━━ PROVIDED RECORDS

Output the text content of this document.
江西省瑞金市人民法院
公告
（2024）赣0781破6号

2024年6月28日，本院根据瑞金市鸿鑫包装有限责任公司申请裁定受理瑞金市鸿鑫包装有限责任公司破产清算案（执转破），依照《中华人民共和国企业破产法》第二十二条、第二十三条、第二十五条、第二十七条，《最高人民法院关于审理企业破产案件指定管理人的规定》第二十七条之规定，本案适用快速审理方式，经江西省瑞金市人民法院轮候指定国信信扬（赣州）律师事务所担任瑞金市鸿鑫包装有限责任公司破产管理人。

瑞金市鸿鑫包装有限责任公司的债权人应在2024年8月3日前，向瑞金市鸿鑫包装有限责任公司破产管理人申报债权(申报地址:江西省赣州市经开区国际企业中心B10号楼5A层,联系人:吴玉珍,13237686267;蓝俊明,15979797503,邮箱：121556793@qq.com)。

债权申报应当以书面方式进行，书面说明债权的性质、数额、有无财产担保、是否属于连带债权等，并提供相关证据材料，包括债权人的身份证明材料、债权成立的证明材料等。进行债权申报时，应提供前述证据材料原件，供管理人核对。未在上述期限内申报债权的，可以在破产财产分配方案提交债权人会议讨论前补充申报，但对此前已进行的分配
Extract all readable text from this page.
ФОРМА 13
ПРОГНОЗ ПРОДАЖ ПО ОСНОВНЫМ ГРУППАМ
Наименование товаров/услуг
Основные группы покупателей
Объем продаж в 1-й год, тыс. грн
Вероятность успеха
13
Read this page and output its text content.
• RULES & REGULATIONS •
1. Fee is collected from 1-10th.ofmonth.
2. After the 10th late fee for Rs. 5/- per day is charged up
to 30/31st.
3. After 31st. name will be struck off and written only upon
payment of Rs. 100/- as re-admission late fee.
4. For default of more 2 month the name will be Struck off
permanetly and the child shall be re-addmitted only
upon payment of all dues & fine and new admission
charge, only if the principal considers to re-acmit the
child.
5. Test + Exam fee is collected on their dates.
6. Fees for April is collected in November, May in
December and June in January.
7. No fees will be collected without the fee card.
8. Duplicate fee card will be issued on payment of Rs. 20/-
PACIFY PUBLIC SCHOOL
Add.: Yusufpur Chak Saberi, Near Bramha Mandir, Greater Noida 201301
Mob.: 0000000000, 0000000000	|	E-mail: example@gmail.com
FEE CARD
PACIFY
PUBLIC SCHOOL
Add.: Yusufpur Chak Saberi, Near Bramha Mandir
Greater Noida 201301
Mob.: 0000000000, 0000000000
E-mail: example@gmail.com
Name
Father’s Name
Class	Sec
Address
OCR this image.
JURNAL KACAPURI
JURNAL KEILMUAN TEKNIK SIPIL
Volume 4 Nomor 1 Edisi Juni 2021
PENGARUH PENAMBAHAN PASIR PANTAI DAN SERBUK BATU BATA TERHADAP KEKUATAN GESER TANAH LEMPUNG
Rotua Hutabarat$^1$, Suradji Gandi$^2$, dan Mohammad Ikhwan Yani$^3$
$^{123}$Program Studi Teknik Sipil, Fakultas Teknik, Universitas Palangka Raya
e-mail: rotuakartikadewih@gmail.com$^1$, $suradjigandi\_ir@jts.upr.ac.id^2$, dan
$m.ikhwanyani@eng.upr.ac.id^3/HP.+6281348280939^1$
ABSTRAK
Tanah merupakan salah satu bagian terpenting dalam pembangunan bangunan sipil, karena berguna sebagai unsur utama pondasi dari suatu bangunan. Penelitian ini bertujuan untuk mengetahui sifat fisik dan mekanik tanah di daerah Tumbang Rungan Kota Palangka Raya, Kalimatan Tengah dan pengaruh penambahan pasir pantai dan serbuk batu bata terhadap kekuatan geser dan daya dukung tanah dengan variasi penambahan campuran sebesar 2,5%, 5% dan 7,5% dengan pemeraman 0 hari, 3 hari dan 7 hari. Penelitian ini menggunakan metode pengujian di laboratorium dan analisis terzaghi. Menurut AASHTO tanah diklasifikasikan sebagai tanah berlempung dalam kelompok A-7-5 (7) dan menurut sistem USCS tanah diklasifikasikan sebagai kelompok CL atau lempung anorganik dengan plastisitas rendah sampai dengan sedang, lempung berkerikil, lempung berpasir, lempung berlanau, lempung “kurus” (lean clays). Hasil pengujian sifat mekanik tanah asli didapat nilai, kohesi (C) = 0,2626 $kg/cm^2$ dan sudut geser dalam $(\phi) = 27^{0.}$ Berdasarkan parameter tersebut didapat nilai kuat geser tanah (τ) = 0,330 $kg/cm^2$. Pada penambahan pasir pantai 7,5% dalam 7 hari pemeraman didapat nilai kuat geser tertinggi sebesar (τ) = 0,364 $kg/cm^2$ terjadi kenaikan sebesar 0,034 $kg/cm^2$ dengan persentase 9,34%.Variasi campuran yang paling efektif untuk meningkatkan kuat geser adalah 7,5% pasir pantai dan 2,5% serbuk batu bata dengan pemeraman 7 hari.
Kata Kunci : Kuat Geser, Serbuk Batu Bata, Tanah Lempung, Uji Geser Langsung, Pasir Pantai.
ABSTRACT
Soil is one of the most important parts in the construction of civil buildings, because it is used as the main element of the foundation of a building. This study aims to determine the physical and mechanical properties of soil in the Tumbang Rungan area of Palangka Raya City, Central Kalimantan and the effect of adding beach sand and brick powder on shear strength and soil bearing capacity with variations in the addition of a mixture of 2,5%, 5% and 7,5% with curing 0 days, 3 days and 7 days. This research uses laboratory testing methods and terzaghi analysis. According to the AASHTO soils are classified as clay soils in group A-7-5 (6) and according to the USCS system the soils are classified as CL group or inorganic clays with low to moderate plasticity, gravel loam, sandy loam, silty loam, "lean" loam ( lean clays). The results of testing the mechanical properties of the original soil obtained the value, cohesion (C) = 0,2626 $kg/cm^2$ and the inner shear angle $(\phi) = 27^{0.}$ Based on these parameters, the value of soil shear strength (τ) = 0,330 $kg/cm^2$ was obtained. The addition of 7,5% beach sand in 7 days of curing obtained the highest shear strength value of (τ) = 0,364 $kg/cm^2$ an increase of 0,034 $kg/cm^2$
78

━━━━

**REQUEST**
In the material above, find the lines that contain "will" and show them.

**TASK SOLUTION**
3. After 31st. name will be struck off and written only upon
4. For default of more 2 month the name will be Struck off
7. No fees will be collected without the fee card.
8. Duplicate fee card will be issued on payment of Rs. 20/-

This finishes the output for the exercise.